What you need to do: Examine the entries and show every line in which the word "ylabel" is found.

Listing:
__________________________________________________

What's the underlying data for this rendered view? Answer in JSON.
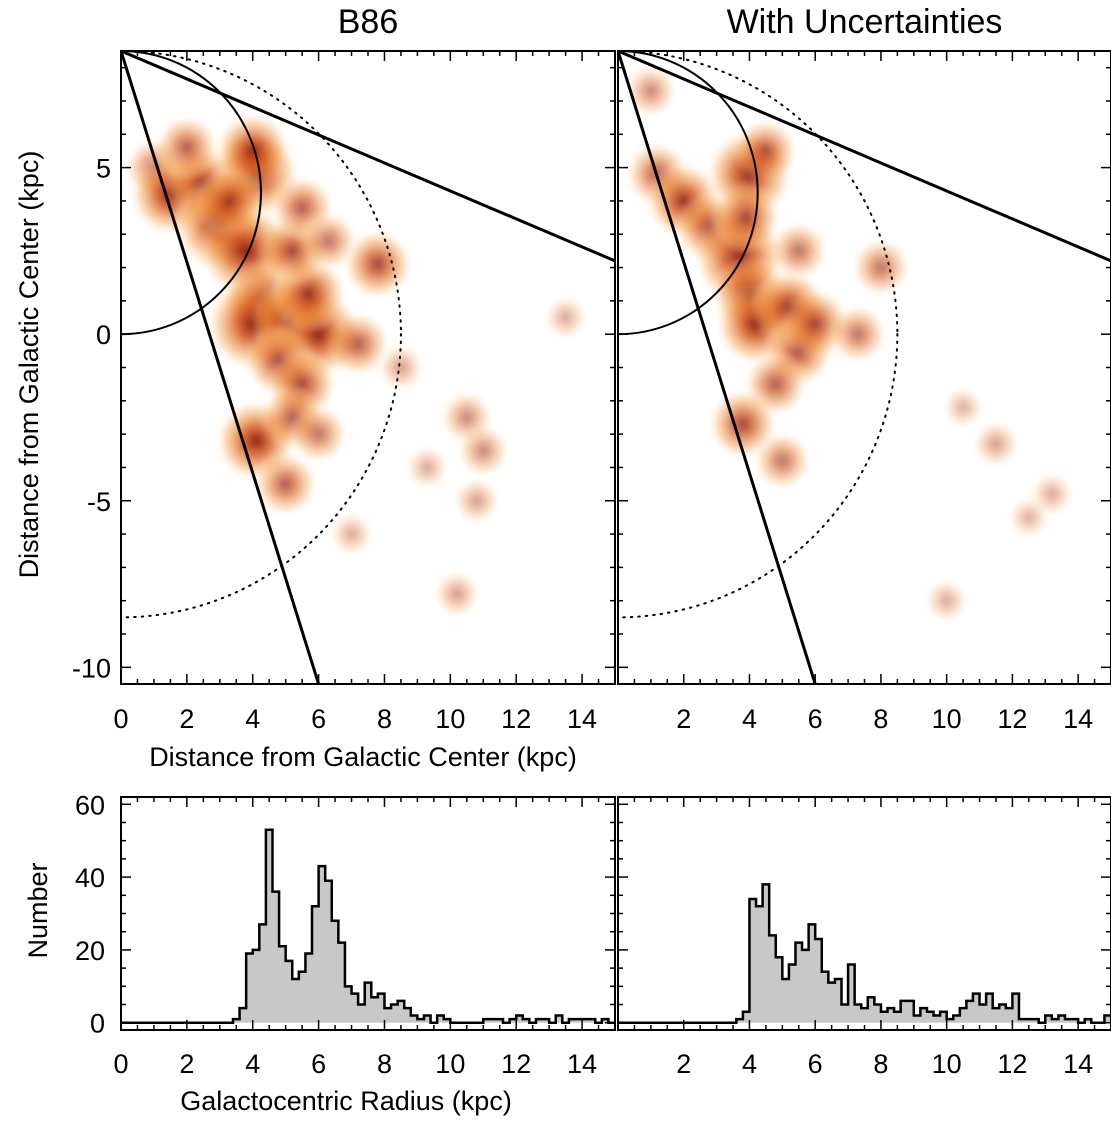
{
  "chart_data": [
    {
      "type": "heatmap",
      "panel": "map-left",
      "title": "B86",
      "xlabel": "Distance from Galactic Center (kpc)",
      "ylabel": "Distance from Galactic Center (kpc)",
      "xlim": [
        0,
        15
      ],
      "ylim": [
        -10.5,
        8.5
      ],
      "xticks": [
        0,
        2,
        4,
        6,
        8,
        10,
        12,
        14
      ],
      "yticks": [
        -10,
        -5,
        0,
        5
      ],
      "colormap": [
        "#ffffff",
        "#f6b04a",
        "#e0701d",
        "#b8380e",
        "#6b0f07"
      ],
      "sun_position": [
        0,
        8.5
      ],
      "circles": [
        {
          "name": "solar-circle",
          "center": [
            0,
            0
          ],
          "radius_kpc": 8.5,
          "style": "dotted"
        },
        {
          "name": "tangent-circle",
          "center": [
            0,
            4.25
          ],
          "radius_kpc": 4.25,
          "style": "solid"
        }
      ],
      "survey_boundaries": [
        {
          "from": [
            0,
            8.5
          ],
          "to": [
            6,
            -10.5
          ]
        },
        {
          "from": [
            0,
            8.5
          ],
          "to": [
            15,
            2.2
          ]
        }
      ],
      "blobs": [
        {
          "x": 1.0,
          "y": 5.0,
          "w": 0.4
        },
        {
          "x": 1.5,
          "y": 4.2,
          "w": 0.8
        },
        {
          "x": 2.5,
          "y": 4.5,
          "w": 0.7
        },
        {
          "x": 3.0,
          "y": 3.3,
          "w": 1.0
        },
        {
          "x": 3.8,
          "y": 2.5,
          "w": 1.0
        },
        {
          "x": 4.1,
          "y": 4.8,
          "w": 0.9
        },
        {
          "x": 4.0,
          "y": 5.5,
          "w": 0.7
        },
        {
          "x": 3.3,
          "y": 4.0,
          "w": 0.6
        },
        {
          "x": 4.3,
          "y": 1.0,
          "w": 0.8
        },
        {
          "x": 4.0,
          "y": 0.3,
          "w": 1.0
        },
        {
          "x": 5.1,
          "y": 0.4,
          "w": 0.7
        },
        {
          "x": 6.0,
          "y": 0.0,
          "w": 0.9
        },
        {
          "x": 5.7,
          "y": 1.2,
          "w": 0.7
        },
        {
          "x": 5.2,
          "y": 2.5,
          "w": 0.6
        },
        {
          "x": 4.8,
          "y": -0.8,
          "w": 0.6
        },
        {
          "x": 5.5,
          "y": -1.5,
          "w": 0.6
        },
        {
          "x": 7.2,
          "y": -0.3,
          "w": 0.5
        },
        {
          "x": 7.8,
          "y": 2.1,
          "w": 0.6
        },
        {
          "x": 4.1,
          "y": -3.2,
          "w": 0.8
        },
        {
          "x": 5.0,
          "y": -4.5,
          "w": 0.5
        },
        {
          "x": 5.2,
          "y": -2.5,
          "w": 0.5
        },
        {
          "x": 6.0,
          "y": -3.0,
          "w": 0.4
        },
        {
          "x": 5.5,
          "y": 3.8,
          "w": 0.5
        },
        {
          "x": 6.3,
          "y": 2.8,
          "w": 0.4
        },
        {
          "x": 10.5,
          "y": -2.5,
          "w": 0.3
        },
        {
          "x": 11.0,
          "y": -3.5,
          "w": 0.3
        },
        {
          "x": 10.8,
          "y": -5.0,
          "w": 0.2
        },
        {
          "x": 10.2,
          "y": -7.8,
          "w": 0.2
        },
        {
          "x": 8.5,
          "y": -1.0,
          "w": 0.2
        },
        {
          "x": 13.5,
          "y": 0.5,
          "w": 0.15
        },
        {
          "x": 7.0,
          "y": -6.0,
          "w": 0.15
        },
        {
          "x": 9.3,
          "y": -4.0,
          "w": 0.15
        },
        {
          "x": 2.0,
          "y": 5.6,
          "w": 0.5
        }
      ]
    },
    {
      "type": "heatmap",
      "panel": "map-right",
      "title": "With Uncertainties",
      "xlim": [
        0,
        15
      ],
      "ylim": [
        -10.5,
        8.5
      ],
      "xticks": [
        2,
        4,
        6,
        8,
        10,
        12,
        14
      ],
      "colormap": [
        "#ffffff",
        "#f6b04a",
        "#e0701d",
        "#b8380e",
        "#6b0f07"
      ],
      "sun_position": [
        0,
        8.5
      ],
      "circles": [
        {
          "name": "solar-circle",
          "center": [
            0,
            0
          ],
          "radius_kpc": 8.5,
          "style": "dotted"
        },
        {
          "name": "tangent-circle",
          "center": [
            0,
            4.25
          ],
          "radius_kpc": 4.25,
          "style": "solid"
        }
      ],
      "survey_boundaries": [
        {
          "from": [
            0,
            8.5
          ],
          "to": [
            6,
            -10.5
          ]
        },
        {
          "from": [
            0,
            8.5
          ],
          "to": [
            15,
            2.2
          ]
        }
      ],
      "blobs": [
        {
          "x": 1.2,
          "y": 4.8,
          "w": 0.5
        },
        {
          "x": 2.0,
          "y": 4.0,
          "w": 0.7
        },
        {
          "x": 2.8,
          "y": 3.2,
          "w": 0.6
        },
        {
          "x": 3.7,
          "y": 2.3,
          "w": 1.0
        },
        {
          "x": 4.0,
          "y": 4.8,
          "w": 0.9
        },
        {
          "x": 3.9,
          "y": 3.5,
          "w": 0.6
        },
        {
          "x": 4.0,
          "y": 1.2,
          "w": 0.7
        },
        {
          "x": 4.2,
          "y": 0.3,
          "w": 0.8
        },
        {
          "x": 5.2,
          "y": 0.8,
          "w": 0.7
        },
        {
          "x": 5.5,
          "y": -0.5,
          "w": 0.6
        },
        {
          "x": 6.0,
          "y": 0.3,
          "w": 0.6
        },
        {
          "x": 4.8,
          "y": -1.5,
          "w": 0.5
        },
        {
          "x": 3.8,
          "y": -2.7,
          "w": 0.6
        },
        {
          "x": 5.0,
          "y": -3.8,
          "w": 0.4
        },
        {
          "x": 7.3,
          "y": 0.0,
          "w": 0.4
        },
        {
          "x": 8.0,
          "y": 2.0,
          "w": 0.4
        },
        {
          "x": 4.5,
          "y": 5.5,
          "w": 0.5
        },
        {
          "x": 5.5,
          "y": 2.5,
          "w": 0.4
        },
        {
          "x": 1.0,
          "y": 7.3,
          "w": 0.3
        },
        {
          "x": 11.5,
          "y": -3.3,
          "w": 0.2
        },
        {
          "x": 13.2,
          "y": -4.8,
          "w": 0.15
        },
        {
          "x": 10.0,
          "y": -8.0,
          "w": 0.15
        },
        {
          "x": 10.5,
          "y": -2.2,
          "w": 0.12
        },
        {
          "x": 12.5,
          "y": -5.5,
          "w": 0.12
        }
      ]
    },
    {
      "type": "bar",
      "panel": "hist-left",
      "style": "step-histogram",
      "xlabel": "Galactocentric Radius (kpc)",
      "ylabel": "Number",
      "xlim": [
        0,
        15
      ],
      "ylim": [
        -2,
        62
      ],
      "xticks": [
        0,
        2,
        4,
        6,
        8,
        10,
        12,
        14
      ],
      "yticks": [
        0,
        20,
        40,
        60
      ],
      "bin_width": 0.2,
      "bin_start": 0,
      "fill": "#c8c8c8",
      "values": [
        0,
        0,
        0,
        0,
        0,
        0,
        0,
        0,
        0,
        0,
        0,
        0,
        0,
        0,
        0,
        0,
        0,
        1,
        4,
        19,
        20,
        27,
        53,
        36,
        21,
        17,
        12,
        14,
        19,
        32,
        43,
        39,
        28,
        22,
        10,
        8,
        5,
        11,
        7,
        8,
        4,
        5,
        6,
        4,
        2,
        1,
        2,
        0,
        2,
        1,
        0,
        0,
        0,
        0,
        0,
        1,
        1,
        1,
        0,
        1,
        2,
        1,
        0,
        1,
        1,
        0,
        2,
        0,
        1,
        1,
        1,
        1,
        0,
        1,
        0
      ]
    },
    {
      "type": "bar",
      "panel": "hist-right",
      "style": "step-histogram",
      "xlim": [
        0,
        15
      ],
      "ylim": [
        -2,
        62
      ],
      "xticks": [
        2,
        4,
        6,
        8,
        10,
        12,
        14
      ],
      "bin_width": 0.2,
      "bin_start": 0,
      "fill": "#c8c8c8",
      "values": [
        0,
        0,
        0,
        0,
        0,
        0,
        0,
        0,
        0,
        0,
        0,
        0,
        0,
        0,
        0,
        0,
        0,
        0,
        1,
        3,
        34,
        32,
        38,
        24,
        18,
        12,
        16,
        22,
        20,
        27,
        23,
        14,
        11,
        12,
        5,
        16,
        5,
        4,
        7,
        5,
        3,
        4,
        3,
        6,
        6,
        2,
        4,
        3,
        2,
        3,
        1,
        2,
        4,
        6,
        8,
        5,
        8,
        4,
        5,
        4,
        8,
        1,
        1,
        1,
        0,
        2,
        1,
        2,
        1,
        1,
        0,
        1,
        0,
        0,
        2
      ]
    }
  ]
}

__________________________________________________

Response:
      "ylabel": "Distance from Galactic Center (kpc)",
      "ylabel": "Number",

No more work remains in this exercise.